* Work instructions
Without the pictures, set down the records below word for word.

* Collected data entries
+-------+
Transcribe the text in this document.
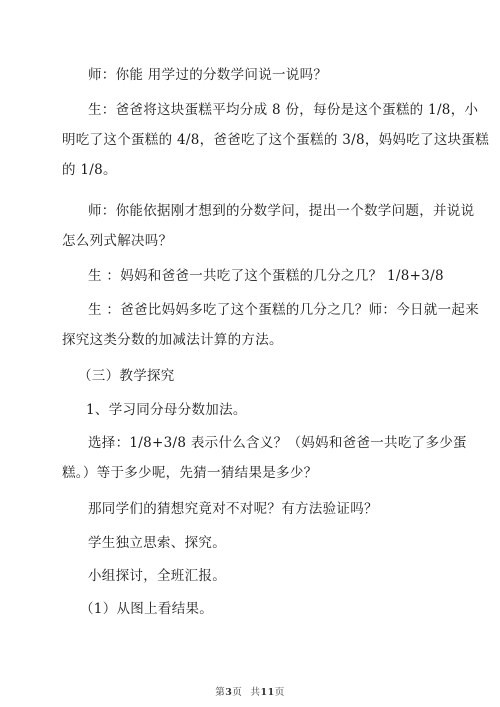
师：你能 用学过的分数学问说一说吗？

生：爸爸将这块蛋糕平均分成 8 份，每份是这个蛋糕的 1/8，小
明吃了这个蛋糕的 4/8，爸爸吃了这个蛋糕的 3/8，妈妈吃了这块蛋糕
的 1/8。

师：你能依据刚才想到的分数学问，提出一个数学问题，并说说
怎么列式解决吗？

生 ：妈妈和爸爸一共吃了这个蛋糕的几分之几？ 1/8+3/8

生 ：爸爸比妈妈多吃了这个蛋糕的几分之几？师：今日就一起来
探究这类分数的加减法计算的方法。

（三）教学探究

1、学习同分母分数加法。

选择：1/8+3/8 表示什么含义？（妈妈和爸爸一共吃了多少蛋
糕。）等于多少呢，先猜一猜结果是多少？

那同学们的猜想究竟对不对呢？有方法验证吗？

学生独立思索、探究。

小组探讨，全班汇报。

（1）从图上看结果。

第3页 共11页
+-------+
* Full output
Transcribe the text in this document.
师：你能 用学过的分数学问说一说吗？

生：爸爸将这块蛋糕平均分成 8 份，每份是这个蛋糕的 1/8，小
明吃了这个蛋糕的 4/8，爸爸吃了这个蛋糕的 3/8，妈妈吃了这块蛋糕
的 1/8。

师：你能依据刚才想到的分数学问，提出一个数学问题，并说说
怎么列式解决吗？

生 ：妈妈和爸爸一共吃了这个蛋糕的几分之几？ 1/8+3/8

生 ：爸爸比妈妈多吃了这个蛋糕的几分之几？师：今日就一起来
探究这类分数的加减法计算的方法。

（三）教学探究

1、学习同分母分数加法。

选择：1/8+3/8 表示什么含义？（妈妈和爸爸一共吃了多少蛋
糕。）等于多少呢，先猜一猜结果是多少？

那同学们的猜想究竟对不对呢？有方法验证吗？

学生独立思索、探究。

小组探讨，全班汇报。

（1）从图上看结果。

第3页 共11页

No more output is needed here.